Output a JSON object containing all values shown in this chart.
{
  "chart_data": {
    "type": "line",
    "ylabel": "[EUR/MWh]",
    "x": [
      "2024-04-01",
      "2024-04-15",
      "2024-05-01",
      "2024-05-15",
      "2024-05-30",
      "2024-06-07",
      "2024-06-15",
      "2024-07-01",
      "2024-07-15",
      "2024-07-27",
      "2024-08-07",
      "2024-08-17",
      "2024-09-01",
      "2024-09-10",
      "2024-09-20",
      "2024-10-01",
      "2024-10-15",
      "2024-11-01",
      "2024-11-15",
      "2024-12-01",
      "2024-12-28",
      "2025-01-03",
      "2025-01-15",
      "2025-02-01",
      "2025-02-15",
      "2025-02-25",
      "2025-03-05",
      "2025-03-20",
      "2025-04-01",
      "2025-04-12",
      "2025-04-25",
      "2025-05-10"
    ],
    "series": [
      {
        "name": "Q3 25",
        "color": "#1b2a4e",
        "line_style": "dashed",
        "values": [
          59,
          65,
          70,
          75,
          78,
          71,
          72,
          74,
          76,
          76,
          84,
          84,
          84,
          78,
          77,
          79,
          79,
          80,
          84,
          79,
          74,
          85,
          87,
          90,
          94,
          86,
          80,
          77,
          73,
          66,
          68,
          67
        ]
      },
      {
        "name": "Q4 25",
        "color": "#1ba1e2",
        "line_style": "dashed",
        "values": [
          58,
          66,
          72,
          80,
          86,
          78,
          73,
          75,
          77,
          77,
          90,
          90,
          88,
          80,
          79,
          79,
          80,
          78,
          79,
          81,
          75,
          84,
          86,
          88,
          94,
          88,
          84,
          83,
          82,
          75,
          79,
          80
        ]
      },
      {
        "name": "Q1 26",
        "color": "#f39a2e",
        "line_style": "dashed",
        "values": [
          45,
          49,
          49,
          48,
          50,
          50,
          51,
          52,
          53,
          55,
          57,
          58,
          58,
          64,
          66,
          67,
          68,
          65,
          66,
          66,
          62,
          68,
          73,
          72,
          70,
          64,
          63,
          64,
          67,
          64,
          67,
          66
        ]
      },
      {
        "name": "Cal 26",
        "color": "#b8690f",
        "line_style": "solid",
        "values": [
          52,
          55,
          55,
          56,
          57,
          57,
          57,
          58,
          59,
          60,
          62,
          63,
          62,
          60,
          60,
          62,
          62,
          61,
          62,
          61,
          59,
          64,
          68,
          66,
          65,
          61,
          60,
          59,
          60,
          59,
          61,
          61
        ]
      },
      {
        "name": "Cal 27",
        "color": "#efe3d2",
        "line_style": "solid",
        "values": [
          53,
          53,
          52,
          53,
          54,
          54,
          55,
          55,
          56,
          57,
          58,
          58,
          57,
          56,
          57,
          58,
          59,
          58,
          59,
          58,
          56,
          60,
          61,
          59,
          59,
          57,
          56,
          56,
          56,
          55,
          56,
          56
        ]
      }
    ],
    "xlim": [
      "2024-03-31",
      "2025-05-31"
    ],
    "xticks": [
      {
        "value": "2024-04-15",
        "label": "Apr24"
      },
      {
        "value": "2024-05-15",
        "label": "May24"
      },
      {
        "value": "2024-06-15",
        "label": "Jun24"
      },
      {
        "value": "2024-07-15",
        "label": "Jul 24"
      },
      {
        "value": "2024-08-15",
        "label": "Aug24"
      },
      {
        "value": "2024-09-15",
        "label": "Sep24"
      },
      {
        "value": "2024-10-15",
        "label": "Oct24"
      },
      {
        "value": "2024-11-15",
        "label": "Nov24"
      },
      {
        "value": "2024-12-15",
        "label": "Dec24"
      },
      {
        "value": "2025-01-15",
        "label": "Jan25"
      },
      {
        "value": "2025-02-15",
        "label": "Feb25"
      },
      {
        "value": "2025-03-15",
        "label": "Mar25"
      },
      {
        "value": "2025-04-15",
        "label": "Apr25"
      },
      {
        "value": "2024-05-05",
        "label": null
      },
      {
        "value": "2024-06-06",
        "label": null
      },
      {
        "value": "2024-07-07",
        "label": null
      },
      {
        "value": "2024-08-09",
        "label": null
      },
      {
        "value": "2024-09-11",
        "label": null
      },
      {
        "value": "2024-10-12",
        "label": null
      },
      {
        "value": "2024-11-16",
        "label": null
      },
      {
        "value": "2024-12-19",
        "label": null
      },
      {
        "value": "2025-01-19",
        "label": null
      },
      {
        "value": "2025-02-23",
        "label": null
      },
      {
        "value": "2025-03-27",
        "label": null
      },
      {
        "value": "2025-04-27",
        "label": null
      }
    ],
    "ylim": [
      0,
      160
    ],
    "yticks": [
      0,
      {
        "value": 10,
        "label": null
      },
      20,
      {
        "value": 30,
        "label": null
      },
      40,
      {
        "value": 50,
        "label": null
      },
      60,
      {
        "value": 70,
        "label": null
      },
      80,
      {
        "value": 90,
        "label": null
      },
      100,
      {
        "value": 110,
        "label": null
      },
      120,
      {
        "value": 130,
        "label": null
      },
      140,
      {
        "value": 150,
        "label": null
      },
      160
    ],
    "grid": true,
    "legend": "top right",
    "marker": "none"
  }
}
# # #
**Instructions for the task:**
Report the number of lines in the listing above that include the word "name", and nothing else.

**Full answer:**
5